-- Begin --
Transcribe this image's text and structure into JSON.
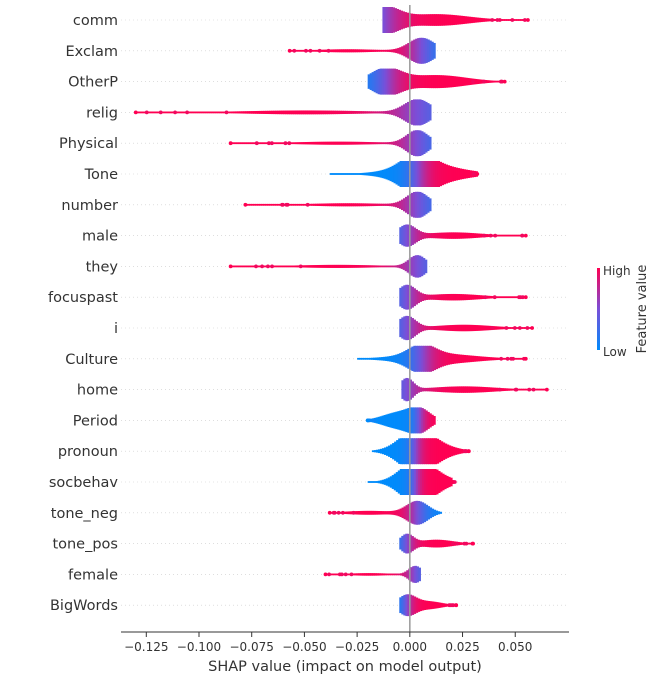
{
  "chart_data": {
    "type": "violin",
    "xlabel": "SHAP value (impact on model output)",
    "xlim": [
      -0.137,
      0.0755
    ],
    "x_ticks": [
      -0.125,
      -0.1,
      -0.075,
      -0.05,
      -0.025,
      0.0,
      0.025,
      0.05
    ],
    "x_tick_labels": [
      "−0.125",
      "−0.100",
      "−0.075",
      "−0.050",
      "−0.025",
      "0.000",
      "0.025",
      "0.050"
    ],
    "colorbar": {
      "title": "Feature value",
      "high_label": "High",
      "low_label": "Low",
      "low_color": "#008bfb",
      "high_color": "#ff0052"
    },
    "features": [
      {
        "name": "comm",
        "min": -0.013,
        "max": 0.056,
        "tail_high": true,
        "mode": -0.013,
        "mode_w": 1.0,
        "mode_s": 0.007,
        "low_side": -1,
        "high_w": 0.45,
        "high_mode": 0.012
      },
      {
        "name": "Exclam",
        "min": -0.057,
        "max": 0.012,
        "tail_high": false,
        "mode": 0.005,
        "mode_w": 1.0,
        "mode_s": 0.006,
        "low_side": 1,
        "high_w": 0.12,
        "high_mode": -0.03
      },
      {
        "name": "OtherP",
        "min": -0.02,
        "max": 0.045,
        "tail_high": true,
        "mode": -0.012,
        "mode_w": 1.0,
        "mode_s": 0.007,
        "low_side": -1,
        "high_w": 0.5,
        "high_mode": 0.012
      },
      {
        "name": "relig",
        "min": -0.13,
        "max": 0.01,
        "tail_high": false,
        "mode": 0.003,
        "mode_w": 1.0,
        "mode_s": 0.006,
        "low_side": 1,
        "high_w": 0.15,
        "high_mode": -0.05
      },
      {
        "name": "Physical",
        "min": -0.085,
        "max": 0.01,
        "tail_high": false,
        "mode": 0.003,
        "mode_w": 1.0,
        "mode_s": 0.005,
        "low_side": 1,
        "high_w": 0.12,
        "high_mode": -0.035
      },
      {
        "name": "Tone",
        "min": -0.038,
        "max": 0.032,
        "tail_high": true,
        "mode": 0.003,
        "mode_w": 1.0,
        "mode_s": 0.007,
        "low_side": -1,
        "high_w": 0.7,
        "high_mode": 0.008
      },
      {
        "name": "number",
        "min": -0.078,
        "max": 0.01,
        "tail_high": false,
        "mode": 0.003,
        "mode_w": 1.0,
        "mode_s": 0.005,
        "low_side": 1,
        "high_w": 0.12,
        "high_mode": -0.03
      },
      {
        "name": "male",
        "min": -0.005,
        "max": 0.055,
        "tail_high": true,
        "mode": -0.002,
        "mode_w": 0.8,
        "mode_s": 0.004,
        "low_side": -1,
        "high_w": 0.25,
        "high_mode": 0.02
      },
      {
        "name": "they",
        "min": -0.085,
        "max": 0.008,
        "tail_high": false,
        "mode": 0.003,
        "mode_w": 0.85,
        "mode_s": 0.004,
        "low_side": 1,
        "high_w": 0.12,
        "high_mode": -0.035
      },
      {
        "name": "focuspast",
        "min": -0.005,
        "max": 0.055,
        "tail_high": true,
        "mode": -0.002,
        "mode_w": 0.9,
        "mode_s": 0.004,
        "low_side": -1,
        "high_w": 0.25,
        "high_mode": 0.02
      },
      {
        "name": "i",
        "min": -0.005,
        "max": 0.058,
        "tail_high": true,
        "mode": -0.002,
        "mode_w": 0.9,
        "mode_s": 0.004,
        "low_side": -1,
        "high_w": 0.25,
        "high_mode": 0.025
      },
      {
        "name": "Culture",
        "min": -0.025,
        "max": 0.055,
        "tail_high": true,
        "mode": 0.005,
        "mode_w": 0.8,
        "mode_s": 0.006,
        "low_side": -1,
        "high_w": 0.4,
        "high_mode": 0.012
      },
      {
        "name": "home",
        "min": -0.004,
        "max": 0.065,
        "tail_high": true,
        "mode": -0.002,
        "mode_w": 0.85,
        "mode_s": 0.003,
        "low_side": -1,
        "high_w": 0.25,
        "high_mode": 0.025
      },
      {
        "name": "Period",
        "min": -0.02,
        "max": 0.012,
        "tail_high": false,
        "mode": 0.004,
        "mode_w": 0.8,
        "mode_s": 0.005,
        "low_side": -1,
        "high_w": 0.6,
        "high_mode": -0.006
      },
      {
        "name": "pronoun",
        "min": -0.018,
        "max": 0.028,
        "tail_high": true,
        "mode": 0.002,
        "mode_w": 1.0,
        "mode_s": 0.007,
        "low_side": -1,
        "high_w": 0.8,
        "high_mode": 0.006
      },
      {
        "name": "socbehav",
        "min": -0.02,
        "max": 0.02,
        "tail_high": true,
        "mode": 0.002,
        "mode_w": 1.0,
        "mode_s": 0.007,
        "low_side": -1,
        "high_w": 0.8,
        "high_mode": 0.006
      },
      {
        "name": "tone_neg",
        "min": -0.038,
        "max": 0.015,
        "tail_high": false,
        "mode": 0.003,
        "mode_w": 0.9,
        "mode_s": 0.005,
        "low_side": 1,
        "high_w": 0.15,
        "high_mode": -0.02
      },
      {
        "name": "tone_pos",
        "min": -0.005,
        "max": 0.03,
        "tail_high": true,
        "mode": -0.002,
        "mode_w": 0.7,
        "mode_s": 0.003,
        "low_side": -1,
        "high_w": 0.3,
        "high_mode": 0.012
      },
      {
        "name": "female",
        "min": -0.04,
        "max": 0.005,
        "tail_high": false,
        "mode": 0.002,
        "mode_w": 0.65,
        "mode_s": 0.003,
        "low_side": 1,
        "high_w": 0.1,
        "high_mode": -0.02
      },
      {
        "name": "BigWords",
        "min": -0.005,
        "max": 0.022,
        "tail_high": true,
        "mode": -0.002,
        "mode_w": 0.75,
        "mode_s": 0.004,
        "low_side": -1,
        "high_w": 0.3,
        "high_mode": 0.008
      }
    ]
  }
}
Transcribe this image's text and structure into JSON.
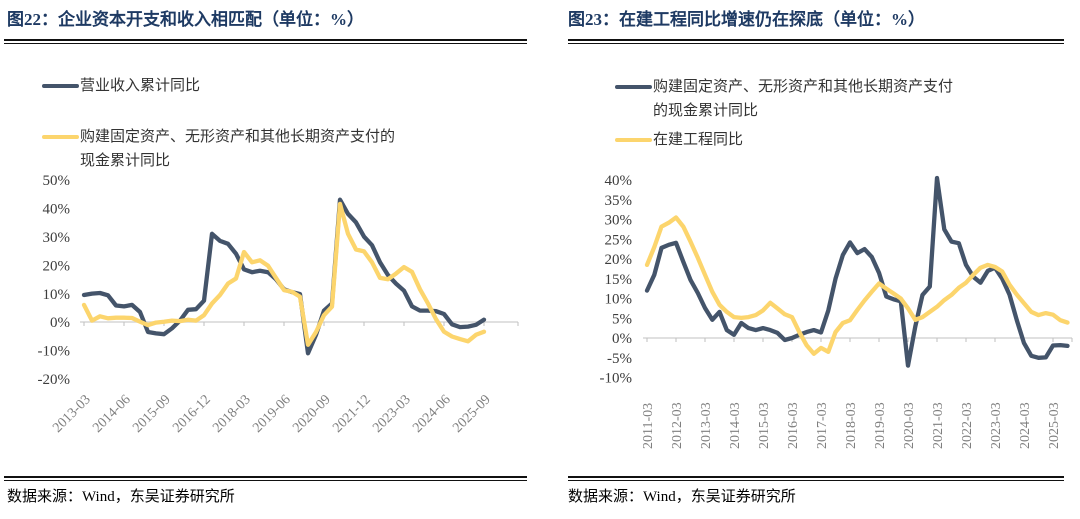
{
  "chart_data": [
    {
      "type": "line",
      "title": "图22：企业资本开支和收入相匹配（单位：%）",
      "source": "数据来源：Wind，东吴证券研究所",
      "legend_position": "top-left",
      "grid": false,
      "ylim": [
        -20,
        50
      ],
      "ytick_step": 10,
      "xtick_every": 5,
      "categories": [
        "2013-03",
        "2013-06",
        "2013-09",
        "2013-12",
        "2014-03",
        "2014-06",
        "2014-09",
        "2014-12",
        "2015-03",
        "2015-06",
        "2015-09",
        "2015-12",
        "2016-03",
        "2016-06",
        "2016-09",
        "2016-12",
        "2017-03",
        "2017-06",
        "2017-09",
        "2017-12",
        "2018-03",
        "2018-06",
        "2018-09",
        "2018-12",
        "2019-03",
        "2019-06",
        "2019-09",
        "2019-12",
        "2020-03",
        "2020-06",
        "2020-09",
        "2020-12",
        "2021-03",
        "2021-06",
        "2021-09",
        "2021-12",
        "2022-03",
        "2022-06",
        "2022-09",
        "2022-12",
        "2023-03",
        "2023-06",
        "2023-09",
        "2023-12",
        "2024-03",
        "2024-06",
        "2024-09",
        "2024-12",
        "2025-03",
        "2025-06",
        "2025-09"
      ],
      "series": [
        {
          "name": "营业收入累计同比",
          "label_lines": [
            "营业收入累计同比"
          ],
          "color": "#44546A",
          "values": [
            9.5,
            10,
            10.2,
            9.4,
            5.8,
            5.5,
            6,
            3.5,
            -3.5,
            -4,
            -4.3,
            -2.2,
            0.5,
            4.3,
            4.5,
            7.5,
            31,
            28.5,
            27.5,
            24,
            18.5,
            17.5,
            18,
            17.5,
            15,
            11.5,
            10.5,
            9.8,
            -11,
            -4.5,
            4,
            6.5,
            43,
            38,
            35,
            30,
            27,
            21,
            16.5,
            13.5,
            11,
            5.5,
            4,
            4,
            3.8,
            2.8,
            -0.8,
            -1.8,
            -1.6,
            -1,
            0.8
          ]
        },
        {
          "name": "购建固定资产、无形资产和其他长期资产支付的现金累计同比",
          "label_lines": [
            "购建固定资产、无形资产和其他长期资产支付的",
            "现金累计同比"
          ],
          "color": "#FCD56D",
          "values": [
            6,
            0.5,
            2,
            1.3,
            1.5,
            1.5,
            1.4,
            0.1,
            -1.1,
            -0.2,
            0.1,
            0.5,
            0.3,
            0.8,
            0.5,
            2.4,
            6.5,
            9.5,
            13.5,
            15.3,
            24.6,
            21,
            21.7,
            19.8,
            15.5,
            11.2,
            10.6,
            8.9,
            -8,
            -3.5,
            2.4,
            5.4,
            41.5,
            31,
            25.5,
            24.8,
            21,
            15.5,
            15,
            17,
            19.3,
            17.6,
            11.5,
            6.5,
            1,
            -3.4,
            -5.1,
            -6,
            -6.8,
            -4.5,
            -3.4
          ]
        }
      ]
    },
    {
      "type": "line",
      "title": "图23：在建工程同比增速仍在探底（单位：%）",
      "source": "数据来源：Wind，东吴证券研究所",
      "legend_position": "top-left",
      "grid": false,
      "ylim": [
        -10,
        40
      ],
      "ytick_step": 5,
      "xtick_every": 4,
      "categories": [
        "2011-03",
        "2011-06",
        "2011-09",
        "2011-12",
        "2012-03",
        "2012-06",
        "2012-09",
        "2012-12",
        "2013-03",
        "2013-06",
        "2013-09",
        "2013-12",
        "2014-03",
        "2014-06",
        "2014-09",
        "2014-12",
        "2015-03",
        "2015-06",
        "2015-09",
        "2015-12",
        "2016-03",
        "2016-06",
        "2016-09",
        "2016-12",
        "2017-03",
        "2017-06",
        "2017-09",
        "2017-12",
        "2018-03",
        "2018-06",
        "2018-09",
        "2018-12",
        "2019-03",
        "2019-06",
        "2019-09",
        "2019-12",
        "2020-03",
        "2020-06",
        "2020-09",
        "2020-12",
        "2021-03",
        "2021-06",
        "2021-09",
        "2021-12",
        "2022-03",
        "2022-06",
        "2022-09",
        "2022-12",
        "2023-03",
        "2023-06",
        "2023-09",
        "2023-12",
        "2024-03",
        "2024-06",
        "2024-09",
        "2024-12",
        "2025-03",
        "2025-06",
        "2025-09"
      ],
      "series": [
        {
          "name": "购建固定资产、无形资产和其他长期资产支付的现金累计同比",
          "label_lines": [
            "购建固定资产、无形资产和其他长期资产支付",
            "的现金累计同比"
          ],
          "color": "#44546A",
          "values": [
            12,
            16,
            22.8,
            23.6,
            24.1,
            19.3,
            14.7,
            11.4,
            7.6,
            4.6,
            6.6,
            2,
            0.8,
            3.8,
            2.5,
            2,
            2.5,
            2,
            1.3,
            -0.5,
            0,
            0.8,
            1.5,
            2,
            1.4,
            7,
            15,
            21,
            24.2,
            21.5,
            22.5,
            20.5,
            16.5,
            10.5,
            9.8,
            9.3,
            -7,
            2.9,
            10.9,
            13,
            40.5,
            27.5,
            24.4,
            24,
            18.5,
            15.5,
            14,
            17,
            17.8,
            15,
            11,
            4.5,
            -1.3,
            -4.5,
            -5,
            -4.9,
            -1.9,
            -1.8,
            -2
          ]
        },
        {
          "name": "在建工程同比",
          "label_lines": [
            "在建工程同比"
          ],
          "color": "#FCD56D",
          "values": [
            18.5,
            23,
            28.2,
            29.2,
            30.5,
            28.2,
            24.4,
            20.3,
            16,
            11.7,
            8.4,
            6.6,
            5.3,
            5.1,
            5.3,
            5.8,
            7,
            8.9,
            7.5,
            6,
            5.3,
            1.5,
            -1.8,
            -4,
            -2.5,
            -3.5,
            1.5,
            3.8,
            4.5,
            7.1,
            9.5,
            11.7,
            13.8,
            12.5,
            11.3,
            10,
            7.5,
            4.6,
            5.3,
            6.6,
            7.9,
            9.6,
            10.9,
            12.7,
            14,
            16,
            17.8,
            18.5,
            18,
            16.8,
            13.5,
            11,
            8.8,
            6.6,
            5.8,
            6.3,
            5.9,
            4.5,
            3.9
          ]
        }
      ]
    }
  ]
}
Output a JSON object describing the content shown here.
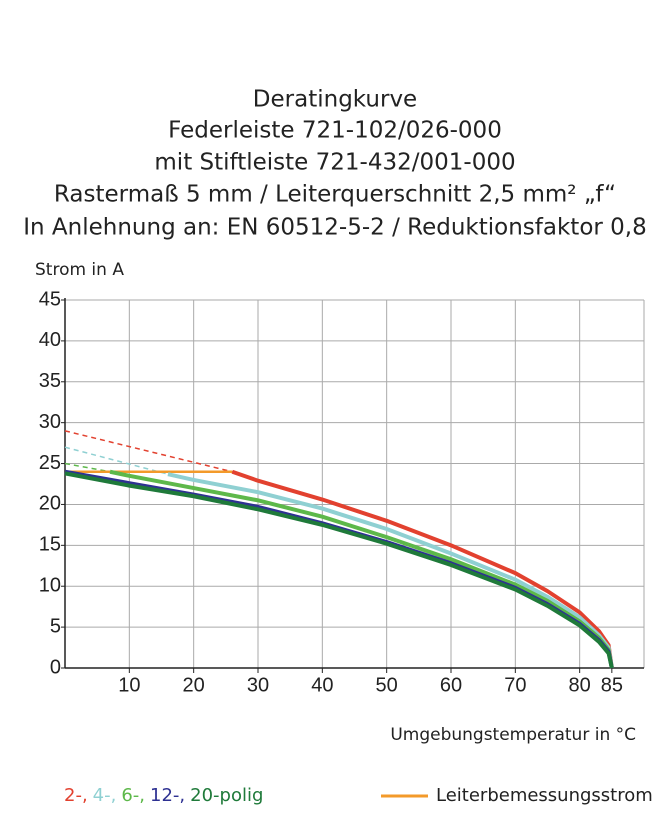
{
  "chart_data": {
    "type": "line",
    "title_lines": [
      "Deratingkurve",
      "Federleiste 721-102/026-000",
      "mit Stiftleiste 721-432/001-000",
      "Rastermaß 5 mm / Leiterquerschnitt 2,5 mm² „f“",
      "In Anlehnung an: EN 60512-5-2 / Reduktionsfaktor 0,8"
    ],
    "y_label": "Strom in A",
    "x_label": "Umgebungstemperatur in °C",
    "xlim": [
      0,
      90
    ],
    "ylim": [
      0,
      45
    ],
    "xticks": [
      10,
      20,
      30,
      40,
      50,
      60,
      70,
      80,
      85
    ],
    "xgrid": [
      10,
      20,
      30,
      40,
      50,
      60,
      70,
      80,
      90
    ],
    "yticks": [
      0,
      5,
      10,
      15,
      20,
      25,
      30,
      35,
      40,
      45
    ],
    "grid": true,
    "series": [
      {
        "name": "2-,",
        "color": "#e2412f",
        "x": [
          26,
          30,
          40,
          50,
          60,
          70,
          75,
          80,
          83,
          84.5,
          85
        ],
        "values": [
          24,
          22.9,
          20.6,
          18,
          15,
          11.6,
          9.4,
          6.8,
          4.5,
          2.8,
          0
        ],
        "projection_x": [
          0,
          26
        ],
        "projection_values": [
          29,
          24
        ]
      },
      {
        "name": "4-,",
        "color": "#8fd0d2",
        "x": [
          16,
          20,
          30,
          40,
          50,
          60,
          70,
          75,
          80,
          83,
          84.5,
          85
        ],
        "values": [
          23.7,
          23,
          21.5,
          19.5,
          17,
          14,
          10.8,
          8.7,
          6.2,
          4,
          2.5,
          0
        ],
        "projection_x": [
          0,
          16
        ],
        "projection_values": [
          27,
          23.7
        ]
      },
      {
        "name": "6-,",
        "color": "#5db84a",
        "x": [
          7,
          10,
          20,
          30,
          40,
          50,
          60,
          70,
          75,
          80,
          83,
          84.5,
          85
        ],
        "values": [
          24,
          23.5,
          22,
          20.5,
          18.5,
          16,
          13.3,
          10.2,
          8.2,
          5.7,
          3.7,
          2.2,
          0
        ],
        "projection_x": [
          0,
          7
        ],
        "projection_values": [
          25,
          24
        ]
      },
      {
        "name": "12-,",
        "color": "#2e3192",
        "x": [
          0,
          10,
          20,
          30,
          40,
          50,
          60,
          70,
          75,
          80,
          83,
          84.5,
          85
        ],
        "values": [
          24,
          22.6,
          21.2,
          19.7,
          17.7,
          15.4,
          12.8,
          9.8,
          7.8,
          5.4,
          3.4,
          2,
          0
        ]
      },
      {
        "name": "20-",
        "color": "#1f7a3a",
        "x": [
          0,
          10,
          20,
          30,
          40,
          50,
          60,
          70,
          75,
          80,
          83,
          84.5,
          85
        ],
        "values": [
          23.8,
          22.3,
          21,
          19.4,
          17.5,
          15.2,
          12.6,
          9.6,
          7.6,
          5.2,
          3.2,
          1.8,
          0
        ]
      }
    ],
    "legend_suffix": "polig",
    "rated_current": {
      "name": "Leiterbemessungsstrom",
      "color": "#f39a2a",
      "x": [
        0,
        26
      ],
      "values": [
        24,
        24
      ]
    }
  }
}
-- End --
**Problem to solve:** Locate the word "购建固定资产" in the data above. Copy every line carrying it.

**Output:**
          "name": "购建固定资产、无形资产和其他长期资产支付的现金累计同比",
            "购建固定资产、无形资产和其他长期资产支付的",
          "name": "购建固定资产、无形资产和其他长期资产支付的现金累计同比",
            "购建固定资产、无形资产和其他长期资产支付",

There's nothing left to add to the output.